§ Aim of the task
Retype the records that come next, word for word.

== Given data ==

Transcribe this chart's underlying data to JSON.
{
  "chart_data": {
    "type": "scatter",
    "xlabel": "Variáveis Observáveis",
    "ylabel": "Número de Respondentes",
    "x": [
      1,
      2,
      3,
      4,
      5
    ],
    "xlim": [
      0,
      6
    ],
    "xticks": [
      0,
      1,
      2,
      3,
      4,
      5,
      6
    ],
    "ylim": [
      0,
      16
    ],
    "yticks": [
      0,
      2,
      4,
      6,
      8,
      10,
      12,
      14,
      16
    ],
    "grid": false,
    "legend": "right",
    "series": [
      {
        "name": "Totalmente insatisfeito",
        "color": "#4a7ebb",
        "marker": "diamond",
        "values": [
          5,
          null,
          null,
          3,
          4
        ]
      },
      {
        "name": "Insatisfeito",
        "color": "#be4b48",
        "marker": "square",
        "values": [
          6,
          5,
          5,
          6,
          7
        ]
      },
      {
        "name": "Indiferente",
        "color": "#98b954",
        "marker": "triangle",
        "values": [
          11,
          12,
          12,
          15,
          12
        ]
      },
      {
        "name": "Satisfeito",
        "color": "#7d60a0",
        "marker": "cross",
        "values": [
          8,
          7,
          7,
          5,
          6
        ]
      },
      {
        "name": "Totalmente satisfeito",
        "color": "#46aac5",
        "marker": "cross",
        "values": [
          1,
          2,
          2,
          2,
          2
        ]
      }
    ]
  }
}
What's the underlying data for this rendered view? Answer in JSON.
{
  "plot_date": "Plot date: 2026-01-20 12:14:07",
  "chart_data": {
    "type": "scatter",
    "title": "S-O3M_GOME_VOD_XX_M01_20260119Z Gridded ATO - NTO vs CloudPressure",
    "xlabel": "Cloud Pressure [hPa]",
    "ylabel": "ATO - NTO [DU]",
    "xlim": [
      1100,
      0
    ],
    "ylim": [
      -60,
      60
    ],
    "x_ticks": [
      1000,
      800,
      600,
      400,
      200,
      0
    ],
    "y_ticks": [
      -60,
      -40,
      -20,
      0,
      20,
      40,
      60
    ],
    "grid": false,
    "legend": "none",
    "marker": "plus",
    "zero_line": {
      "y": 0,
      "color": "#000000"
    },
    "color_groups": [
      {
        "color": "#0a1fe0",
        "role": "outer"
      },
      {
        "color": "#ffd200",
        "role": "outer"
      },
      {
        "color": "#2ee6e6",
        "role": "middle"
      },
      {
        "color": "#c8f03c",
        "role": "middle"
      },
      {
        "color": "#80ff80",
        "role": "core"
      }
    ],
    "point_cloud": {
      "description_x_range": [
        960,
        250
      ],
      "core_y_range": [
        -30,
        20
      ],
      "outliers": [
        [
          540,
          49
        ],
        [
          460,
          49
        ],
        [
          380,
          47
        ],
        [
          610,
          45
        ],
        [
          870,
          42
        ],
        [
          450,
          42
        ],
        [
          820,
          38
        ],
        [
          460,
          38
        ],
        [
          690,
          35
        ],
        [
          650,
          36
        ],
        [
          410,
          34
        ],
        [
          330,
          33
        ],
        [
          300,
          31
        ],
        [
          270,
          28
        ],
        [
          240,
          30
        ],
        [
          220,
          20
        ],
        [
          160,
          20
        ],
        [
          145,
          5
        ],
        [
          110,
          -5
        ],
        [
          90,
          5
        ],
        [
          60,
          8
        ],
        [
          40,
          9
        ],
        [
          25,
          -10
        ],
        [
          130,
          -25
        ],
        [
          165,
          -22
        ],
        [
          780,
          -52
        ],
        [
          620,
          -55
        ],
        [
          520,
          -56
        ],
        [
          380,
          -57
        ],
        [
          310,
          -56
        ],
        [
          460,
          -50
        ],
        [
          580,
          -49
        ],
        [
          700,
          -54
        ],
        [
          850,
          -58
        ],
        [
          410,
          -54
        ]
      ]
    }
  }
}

===

§ Output for this exercise
Transcribe this chart's underlying data to JSON.
{
  "chart_data": {
    "type": "scatter",
    "xlabel": "Variáveis Observáveis",
    "ylabel": "Número de Respondentes",
    "x": [
      1,
      2,
      3,
      4,
      5
    ],
    "xlim": [
      0,
      6
    ],
    "xticks": [
      0,
      1,
      2,
      3,
      4,
      5,
      6
    ],
    "ylim": [
      0,
      16
    ],
    "yticks": [
      0,
      2,
      4,
      6,
      8,
      10,
      12,
      14,
      16
    ],
    "grid": false,
    "legend": "right",
    "series": [
      {
        "name": "Totalmente insatisfeito",
        "color": "#4a7ebb",
        "marker": "diamond",
        "values": [
          5,
          null,
          null,
          3,
          4
        ]
      },
      {
        "name": "Insatisfeito",
        "color": "#be4b48",
        "marker": "square",
        "values": [
          6,
          5,
          5,
          6,
          7
        ]
      },
      {
        "name": "Indiferente",
        "color": "#98b954",
        "marker": "triangle",
        "values": [
          11,
          12,
          12,
          15,
          12
        ]
      },
      {
        "name": "Satisfeito",
        "color": "#7d60a0",
        "marker": "cross",
        "values": [
          8,
          7,
          7,
          5,
          6
        ]
      },
      {
        "name": "Totalmente satisfeito",
        "color": "#46aac5",
        "marker": "cross",
        "values": [
          1,
          2,
          2,
          2,
          2
        ]
      }
    ]
  }
}
What's the underlying data for this rendered view? Answer in JSON.
{
  "plot_date": "Plot date: 2026-01-20 12:14:07",
  "chart_data": {
    "type": "scatter",
    "title": "S-O3M_GOME_VOD_XX_M01_20260119Z Gridded ATO - NTO vs CloudPressure",
    "xlabel": "Cloud Pressure [hPa]",
    "ylabel": "ATO - NTO [DU]",
    "xlim": [
      1100,
      0
    ],
    "ylim": [
      -60,
      60
    ],
    "x_ticks": [
      1000,
      800,
      600,
      400,
      200,
      0
    ],
    "y_ticks": [
      -60,
      -40,
      -20,
      0,
      20,
      40,
      60
    ],
    "grid": false,
    "legend": "none",
    "marker": "plus",
    "zero_line": {
      "y": 0,
      "color": "#000000"
    },
    "color_groups": [
      {
        "color": "#0a1fe0",
        "role": "outer"
      },
      {
        "color": "#ffd200",
        "role": "outer"
      },
      {
        "color": "#2ee6e6",
        "role": "middle"
      },
      {
        "color": "#c8f03c",
        "role": "middle"
      },
      {
        "color": "#80ff80",
        "role": "core"
      }
    ],
    "point_cloud": {
      "description_x_range": [
        960,
        250
      ],
      "core_y_range": [
        -30,
        20
      ],
      "outliers": [
        [
          540,
          49
        ],
        [
          460,
          49
        ],
        [
          380,
          47
        ],
        [
          610,
          45
        ],
        [
          870,
          42
        ],
        [
          450,
          42
        ],
        [
          820,
          38
        ],
        [
          460,
          38
        ],
        [
          690,
          35
        ],
        [
          650,
          36
        ],
        [
          410,
          34
        ],
        [
          330,
          33
        ],
        [
          300,
          31
        ],
        [
          270,
          28
        ],
        [
          240,
          30
        ],
        [
          220,
          20
        ],
        [
          160,
          20
        ],
        [
          145,
          5
        ],
        [
          110,
          -5
        ],
        [
          90,
          5
        ],
        [
          60,
          8
        ],
        [
          40,
          9
        ],
        [
          25,
          -10
        ],
        [
          130,
          -25
        ],
        [
          165,
          -22
        ],
        [
          780,
          -52
        ],
        [
          620,
          -55
        ],
        [
          520,
          -56
        ],
        [
          380,
          -57
        ],
        [
          310,
          -56
        ],
        [
          460,
          -50
        ],
        [
          580,
          -49
        ],
        [
          700,
          -54
        ],
        [
          850,
          -58
        ],
        [
          410,
          -54
        ]
      ]
    }
  }
}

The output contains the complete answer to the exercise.